### Extracted data entries
^^^^^^^^^^^^^^^^

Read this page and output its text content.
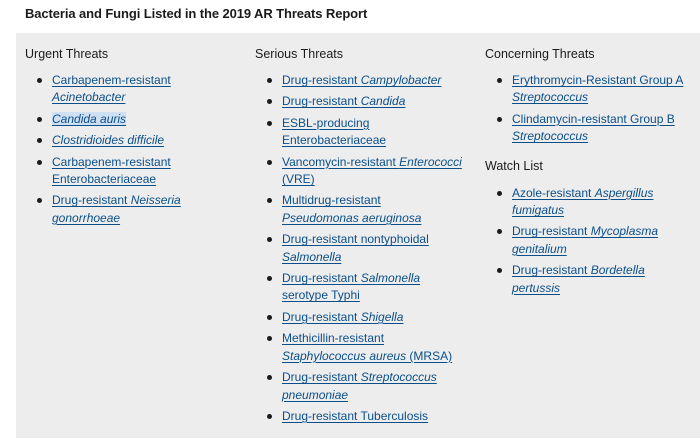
Bacteria and Fungi Listed in the 2019 AR Threats Report
Urgent Threats
Carbapenem-resistant
Acinetobacter
Candida auris
Clostridioides difficile
Carbapenem-resistant
Enterobacteriaceae
Drug-resistant Neisseria
gonorrhoeae
Serious Threats
Drug-resistant Campylobacter
Drug-resistant Candida
ESBL-producing
Enterobacteriaceae
Vancomycin-resistant Enterococci
(VRE)
Multidrug-resistant
Pseudomonas aeruginosa
Drug-resistant nontyphoidal
Salmonella
Drug-resistant Salmonella
serotype Typhi
Drug-resistant Shigella
Methicillin-resistant
Staphylococcus aureus (MRSA)
Drug-resistant Streptococcus
pneumoniae
Drug-resistant Tuberculosis
Concerning Threats
Erythromycin-Resistant Group A
Streptococcus
Clindamycin-resistant Group B
Streptococcus
Watch List
Azole-resistant Aspergillus
fumigatus
Drug-resistant Mycoplasma
genitalium
Drug-resistant Bordetella
pertussis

^^^^^^^^^^^^^^^^

### What is being asked
Carry over each record above character for character, with the pictures left out.

### Task answer
Read this page and output its text content.
Bacteria and Fungi Listed in the 2019 AR Threats Report
Urgent Threats
Carbapenem-resistant
Acinetobacter
Candida auris
Clostridioides difficile
Carbapenem-resistant
Enterobacteriaceae
Drug-resistant Neisseria
gonorrhoeae
Serious Threats
Drug-resistant Campylobacter
Drug-resistant Candida
ESBL-producing
Enterobacteriaceae
Vancomycin-resistant Enterococci
(VRE)
Multidrug-resistant
Pseudomonas aeruginosa
Drug-resistant nontyphoidal
Salmonella
Drug-resistant Salmonella
serotype Typhi
Drug-resistant Shigella
Methicillin-resistant
Staphylococcus aureus (MRSA)
Drug-resistant Streptococcus
pneumoniae
Drug-resistant Tuberculosis
Concerning Threats
Erythromycin-Resistant Group A
Streptococcus
Clindamycin-resistant Group B
Streptococcus
Watch List
Azole-resistant Aspergillus
fumigatus
Drug-resistant Mycoplasma
genitalium
Drug-resistant Bordetella
pertussis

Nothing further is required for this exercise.